── Material for this exercise ──
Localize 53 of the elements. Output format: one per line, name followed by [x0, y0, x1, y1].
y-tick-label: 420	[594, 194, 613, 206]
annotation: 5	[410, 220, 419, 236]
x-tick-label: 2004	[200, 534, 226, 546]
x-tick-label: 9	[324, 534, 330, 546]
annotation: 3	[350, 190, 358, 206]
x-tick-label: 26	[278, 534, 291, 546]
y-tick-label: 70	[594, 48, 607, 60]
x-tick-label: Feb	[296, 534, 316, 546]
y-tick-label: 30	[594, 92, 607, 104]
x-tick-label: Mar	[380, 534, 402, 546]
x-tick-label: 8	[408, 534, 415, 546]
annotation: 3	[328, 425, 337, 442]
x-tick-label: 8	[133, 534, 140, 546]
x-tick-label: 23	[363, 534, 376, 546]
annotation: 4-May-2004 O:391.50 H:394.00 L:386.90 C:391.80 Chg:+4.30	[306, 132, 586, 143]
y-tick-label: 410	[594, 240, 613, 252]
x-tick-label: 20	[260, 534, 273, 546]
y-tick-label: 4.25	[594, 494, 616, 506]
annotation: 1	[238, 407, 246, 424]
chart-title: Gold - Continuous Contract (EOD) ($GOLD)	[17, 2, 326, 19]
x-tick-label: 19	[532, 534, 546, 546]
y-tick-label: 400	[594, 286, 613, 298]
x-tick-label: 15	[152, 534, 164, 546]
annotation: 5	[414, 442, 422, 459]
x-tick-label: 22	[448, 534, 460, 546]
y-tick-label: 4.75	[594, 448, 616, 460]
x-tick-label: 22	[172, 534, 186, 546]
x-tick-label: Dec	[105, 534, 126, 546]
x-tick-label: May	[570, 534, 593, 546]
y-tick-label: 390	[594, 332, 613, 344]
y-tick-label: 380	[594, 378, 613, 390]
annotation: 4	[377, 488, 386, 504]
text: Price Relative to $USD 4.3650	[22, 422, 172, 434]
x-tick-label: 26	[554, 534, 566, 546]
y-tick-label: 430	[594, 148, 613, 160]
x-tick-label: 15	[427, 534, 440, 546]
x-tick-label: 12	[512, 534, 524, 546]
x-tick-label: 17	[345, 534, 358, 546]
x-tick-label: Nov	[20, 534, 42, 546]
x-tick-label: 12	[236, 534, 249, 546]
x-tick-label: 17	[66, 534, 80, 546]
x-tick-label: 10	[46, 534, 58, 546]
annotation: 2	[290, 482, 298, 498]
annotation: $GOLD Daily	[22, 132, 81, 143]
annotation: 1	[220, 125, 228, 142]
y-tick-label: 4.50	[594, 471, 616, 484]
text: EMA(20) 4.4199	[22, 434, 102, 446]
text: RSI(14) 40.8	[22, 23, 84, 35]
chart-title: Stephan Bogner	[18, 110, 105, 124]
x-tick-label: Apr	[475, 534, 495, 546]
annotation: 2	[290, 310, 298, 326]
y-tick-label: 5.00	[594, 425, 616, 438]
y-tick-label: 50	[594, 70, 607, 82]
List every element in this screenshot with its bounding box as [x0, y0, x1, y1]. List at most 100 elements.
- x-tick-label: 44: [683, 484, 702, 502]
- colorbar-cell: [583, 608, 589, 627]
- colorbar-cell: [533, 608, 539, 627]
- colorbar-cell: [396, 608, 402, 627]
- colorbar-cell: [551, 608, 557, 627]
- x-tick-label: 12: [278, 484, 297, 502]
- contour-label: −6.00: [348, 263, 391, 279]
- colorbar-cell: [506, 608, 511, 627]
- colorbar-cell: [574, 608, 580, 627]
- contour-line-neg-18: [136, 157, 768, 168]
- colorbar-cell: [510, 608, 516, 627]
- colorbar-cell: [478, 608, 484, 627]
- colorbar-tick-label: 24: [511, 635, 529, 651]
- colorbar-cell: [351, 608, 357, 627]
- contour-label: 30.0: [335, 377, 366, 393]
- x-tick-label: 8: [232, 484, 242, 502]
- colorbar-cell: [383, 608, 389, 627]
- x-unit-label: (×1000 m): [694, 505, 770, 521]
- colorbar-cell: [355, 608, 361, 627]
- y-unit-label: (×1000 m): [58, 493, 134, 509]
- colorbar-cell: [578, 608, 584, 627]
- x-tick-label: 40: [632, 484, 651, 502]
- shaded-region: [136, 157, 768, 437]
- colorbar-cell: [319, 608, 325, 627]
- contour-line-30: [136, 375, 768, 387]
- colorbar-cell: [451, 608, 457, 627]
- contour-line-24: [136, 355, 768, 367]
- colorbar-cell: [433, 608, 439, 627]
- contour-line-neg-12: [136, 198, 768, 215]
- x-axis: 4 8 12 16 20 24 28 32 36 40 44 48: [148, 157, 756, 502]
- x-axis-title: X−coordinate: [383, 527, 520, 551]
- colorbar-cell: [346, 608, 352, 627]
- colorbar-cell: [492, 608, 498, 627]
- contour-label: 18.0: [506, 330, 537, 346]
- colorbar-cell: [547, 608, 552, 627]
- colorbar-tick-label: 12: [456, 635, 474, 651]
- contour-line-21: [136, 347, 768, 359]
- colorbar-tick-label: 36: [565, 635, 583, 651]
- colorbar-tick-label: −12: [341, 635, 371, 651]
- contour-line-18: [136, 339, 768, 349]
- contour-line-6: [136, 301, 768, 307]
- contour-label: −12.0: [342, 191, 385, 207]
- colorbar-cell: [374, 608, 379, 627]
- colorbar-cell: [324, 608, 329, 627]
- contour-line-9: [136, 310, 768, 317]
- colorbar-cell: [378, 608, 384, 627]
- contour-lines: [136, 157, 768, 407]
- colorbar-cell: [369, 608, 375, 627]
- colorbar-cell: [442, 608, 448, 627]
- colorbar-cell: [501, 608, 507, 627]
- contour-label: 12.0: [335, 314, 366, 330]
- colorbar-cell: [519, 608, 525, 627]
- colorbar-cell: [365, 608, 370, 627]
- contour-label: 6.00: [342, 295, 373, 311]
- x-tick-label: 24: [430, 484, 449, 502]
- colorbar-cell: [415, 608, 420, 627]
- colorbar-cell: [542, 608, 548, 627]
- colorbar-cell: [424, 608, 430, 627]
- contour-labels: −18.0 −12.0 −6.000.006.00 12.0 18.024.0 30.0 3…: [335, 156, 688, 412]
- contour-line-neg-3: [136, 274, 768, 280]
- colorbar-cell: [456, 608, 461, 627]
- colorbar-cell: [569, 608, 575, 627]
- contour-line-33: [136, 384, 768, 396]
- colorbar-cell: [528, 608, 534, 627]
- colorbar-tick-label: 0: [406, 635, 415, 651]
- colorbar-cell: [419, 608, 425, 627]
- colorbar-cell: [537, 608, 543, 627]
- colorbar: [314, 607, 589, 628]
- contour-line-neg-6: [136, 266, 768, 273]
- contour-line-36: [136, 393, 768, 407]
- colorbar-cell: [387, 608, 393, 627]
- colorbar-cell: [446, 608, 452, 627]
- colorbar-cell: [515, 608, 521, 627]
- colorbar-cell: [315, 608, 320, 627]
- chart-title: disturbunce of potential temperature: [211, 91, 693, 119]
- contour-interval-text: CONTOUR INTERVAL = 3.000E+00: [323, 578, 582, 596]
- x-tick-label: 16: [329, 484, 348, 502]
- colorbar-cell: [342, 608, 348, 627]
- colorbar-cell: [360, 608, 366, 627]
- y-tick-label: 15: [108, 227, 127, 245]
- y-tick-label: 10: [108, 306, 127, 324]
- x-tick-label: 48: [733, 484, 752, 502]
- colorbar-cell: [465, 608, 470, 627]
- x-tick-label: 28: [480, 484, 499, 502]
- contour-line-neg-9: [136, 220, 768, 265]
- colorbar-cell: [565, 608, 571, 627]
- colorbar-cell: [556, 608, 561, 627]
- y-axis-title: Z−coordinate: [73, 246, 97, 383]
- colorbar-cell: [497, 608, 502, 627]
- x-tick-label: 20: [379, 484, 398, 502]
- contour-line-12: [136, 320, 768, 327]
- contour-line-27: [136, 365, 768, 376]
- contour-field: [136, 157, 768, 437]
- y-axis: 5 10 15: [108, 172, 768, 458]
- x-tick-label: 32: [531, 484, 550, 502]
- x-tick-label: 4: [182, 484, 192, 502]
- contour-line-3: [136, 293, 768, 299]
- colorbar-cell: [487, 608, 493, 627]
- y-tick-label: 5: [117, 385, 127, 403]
───
Goal of the exercise: Rewrite the data from the start through the line containing "534, 140, 546]", replacing "annotation" with "callout" and leaving everything else unchanged.

Task solution:
Localize 53 of the elements. Output format: one per line, name followed by [x0, y0, x1, y1].
y-tick-label: 420	[594, 194, 613, 206]
callout: 5	[410, 220, 419, 236]
x-tick-label: 2004	[200, 534, 226, 546]
x-tick-label: 9	[324, 534, 330, 546]
callout: 3	[350, 190, 358, 206]
x-tick-label: 26	[278, 534, 291, 546]
y-tick-label: 70	[594, 48, 607, 60]
x-tick-label: Feb	[296, 534, 316, 546]
y-tick-label: 30	[594, 92, 607, 104]
x-tick-label: Mar	[380, 534, 402, 546]
x-tick-label: 8	[408, 534, 415, 546]
callout: 3	[328, 425, 337, 442]
x-tick-label: 8	[133, 534, 140, 546]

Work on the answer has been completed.